What the task requires: Exactly reproduce the entries, dropping any pictures from your copy.

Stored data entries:
________________
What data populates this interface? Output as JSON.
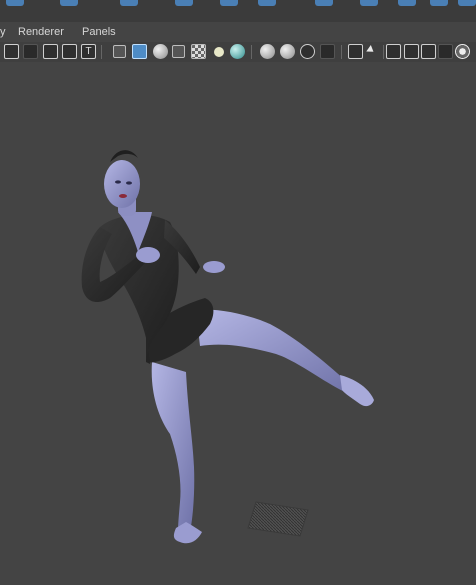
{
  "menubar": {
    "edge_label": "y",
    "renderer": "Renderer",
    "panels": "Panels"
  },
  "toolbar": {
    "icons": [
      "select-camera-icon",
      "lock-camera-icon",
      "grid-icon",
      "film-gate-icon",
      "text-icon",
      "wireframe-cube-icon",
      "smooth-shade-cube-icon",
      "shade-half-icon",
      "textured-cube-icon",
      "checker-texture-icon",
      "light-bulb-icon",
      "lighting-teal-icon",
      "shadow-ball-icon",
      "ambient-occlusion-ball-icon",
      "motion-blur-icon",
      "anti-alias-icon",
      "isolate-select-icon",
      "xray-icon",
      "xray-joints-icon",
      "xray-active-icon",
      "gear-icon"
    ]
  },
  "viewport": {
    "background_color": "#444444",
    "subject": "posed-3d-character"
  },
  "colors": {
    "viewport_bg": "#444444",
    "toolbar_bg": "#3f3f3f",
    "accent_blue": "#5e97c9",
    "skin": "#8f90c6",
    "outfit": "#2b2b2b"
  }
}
________________
Output below:
What data populates this interface? Output as JSON.
{
  "menubar": {
    "edge_label": "y",
    "renderer": "Renderer",
    "panels": "Panels"
  },
  "toolbar": {
    "icons": [
      "select-camera-icon",
      "lock-camera-icon",
      "grid-icon",
      "film-gate-icon",
      "text-icon",
      "wireframe-cube-icon",
      "smooth-shade-cube-icon",
      "shade-half-icon",
      "textured-cube-icon",
      "checker-texture-icon",
      "light-bulb-icon",
      "lighting-teal-icon",
      "shadow-ball-icon",
      "ambient-occlusion-ball-icon",
      "motion-blur-icon",
      "anti-alias-icon",
      "isolate-select-icon",
      "xray-icon",
      "xray-joints-icon",
      "xray-active-icon",
      "gear-icon"
    ]
  },
  "viewport": {
    "background_color": "#444444",
    "subject": "posed-3d-character"
  },
  "colors": {
    "viewport_bg": "#444444",
    "toolbar_bg": "#3f3f3f",
    "accent_blue": "#5e97c9",
    "skin": "#8f90c6",
    "outfit": "#2b2b2b"
  }
}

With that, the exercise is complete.